## Supplied records
- - - -

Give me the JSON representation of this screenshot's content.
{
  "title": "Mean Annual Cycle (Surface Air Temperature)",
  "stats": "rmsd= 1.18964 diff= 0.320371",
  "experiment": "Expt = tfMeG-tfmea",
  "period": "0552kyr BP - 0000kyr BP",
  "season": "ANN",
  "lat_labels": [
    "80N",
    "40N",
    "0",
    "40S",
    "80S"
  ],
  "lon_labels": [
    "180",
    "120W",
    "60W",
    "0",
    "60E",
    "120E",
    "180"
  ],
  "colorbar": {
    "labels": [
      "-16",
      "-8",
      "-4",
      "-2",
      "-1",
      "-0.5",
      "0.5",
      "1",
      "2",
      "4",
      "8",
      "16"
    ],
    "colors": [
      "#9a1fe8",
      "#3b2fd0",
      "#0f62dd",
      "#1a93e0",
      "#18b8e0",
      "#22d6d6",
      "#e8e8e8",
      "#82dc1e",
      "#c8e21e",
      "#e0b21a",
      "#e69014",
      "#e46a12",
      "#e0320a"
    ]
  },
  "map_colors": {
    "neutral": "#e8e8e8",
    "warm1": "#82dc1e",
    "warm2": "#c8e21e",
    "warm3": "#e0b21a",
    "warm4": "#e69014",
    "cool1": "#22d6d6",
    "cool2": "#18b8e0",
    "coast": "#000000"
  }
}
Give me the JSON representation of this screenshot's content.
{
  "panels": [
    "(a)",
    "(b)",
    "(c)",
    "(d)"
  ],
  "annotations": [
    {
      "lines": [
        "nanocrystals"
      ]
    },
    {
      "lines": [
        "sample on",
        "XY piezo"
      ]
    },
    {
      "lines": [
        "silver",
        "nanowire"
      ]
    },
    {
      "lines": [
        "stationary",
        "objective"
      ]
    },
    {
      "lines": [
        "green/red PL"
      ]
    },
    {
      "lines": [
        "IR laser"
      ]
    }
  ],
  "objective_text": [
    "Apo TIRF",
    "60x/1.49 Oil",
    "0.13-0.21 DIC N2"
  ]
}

- - - -

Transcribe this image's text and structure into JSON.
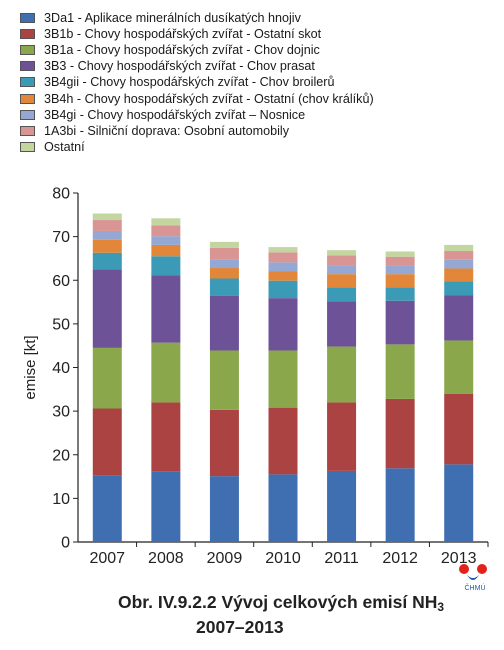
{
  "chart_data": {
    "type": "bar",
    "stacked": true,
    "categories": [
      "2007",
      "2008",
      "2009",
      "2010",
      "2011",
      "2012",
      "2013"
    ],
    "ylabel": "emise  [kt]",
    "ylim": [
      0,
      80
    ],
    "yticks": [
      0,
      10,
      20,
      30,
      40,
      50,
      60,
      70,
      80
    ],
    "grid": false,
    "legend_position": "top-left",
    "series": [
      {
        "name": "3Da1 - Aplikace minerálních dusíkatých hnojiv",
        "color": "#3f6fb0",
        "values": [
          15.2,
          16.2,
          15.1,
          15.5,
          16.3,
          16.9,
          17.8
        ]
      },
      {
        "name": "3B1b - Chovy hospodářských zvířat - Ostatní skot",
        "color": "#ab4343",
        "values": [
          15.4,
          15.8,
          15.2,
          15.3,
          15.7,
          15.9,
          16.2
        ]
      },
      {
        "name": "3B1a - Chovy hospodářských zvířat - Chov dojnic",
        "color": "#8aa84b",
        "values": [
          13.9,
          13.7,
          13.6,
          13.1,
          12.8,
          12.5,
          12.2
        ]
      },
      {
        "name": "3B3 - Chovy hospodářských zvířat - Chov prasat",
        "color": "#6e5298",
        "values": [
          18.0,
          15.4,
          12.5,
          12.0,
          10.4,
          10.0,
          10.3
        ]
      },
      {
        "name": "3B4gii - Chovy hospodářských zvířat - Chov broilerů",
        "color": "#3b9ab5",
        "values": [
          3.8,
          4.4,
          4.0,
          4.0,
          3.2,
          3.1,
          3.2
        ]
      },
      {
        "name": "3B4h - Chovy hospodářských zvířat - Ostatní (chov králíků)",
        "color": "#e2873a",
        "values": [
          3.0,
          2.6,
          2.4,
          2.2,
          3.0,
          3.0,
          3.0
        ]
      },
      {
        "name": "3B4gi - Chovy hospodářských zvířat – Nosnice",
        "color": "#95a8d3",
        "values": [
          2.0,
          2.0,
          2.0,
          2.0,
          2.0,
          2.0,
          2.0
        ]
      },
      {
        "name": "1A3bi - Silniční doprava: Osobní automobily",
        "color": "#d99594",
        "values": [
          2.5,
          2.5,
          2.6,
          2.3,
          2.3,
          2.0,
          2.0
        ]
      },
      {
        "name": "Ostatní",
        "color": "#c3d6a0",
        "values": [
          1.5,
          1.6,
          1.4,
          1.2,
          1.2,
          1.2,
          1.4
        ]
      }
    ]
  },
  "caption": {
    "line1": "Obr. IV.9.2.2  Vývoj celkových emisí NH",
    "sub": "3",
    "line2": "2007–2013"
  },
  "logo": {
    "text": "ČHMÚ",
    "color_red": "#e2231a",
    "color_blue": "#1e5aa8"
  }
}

- - - -

## Short problem
Pull out all lines in the data above that include "Ostatní".

## Answer below
        "name": "3B1b - Chovy hospodářských zvířat - Ostatní skot",
        "name": "3B4h - Chovy hospodářských zvířat - Ostatní (chov králíků)",
        "name": "Ostatní",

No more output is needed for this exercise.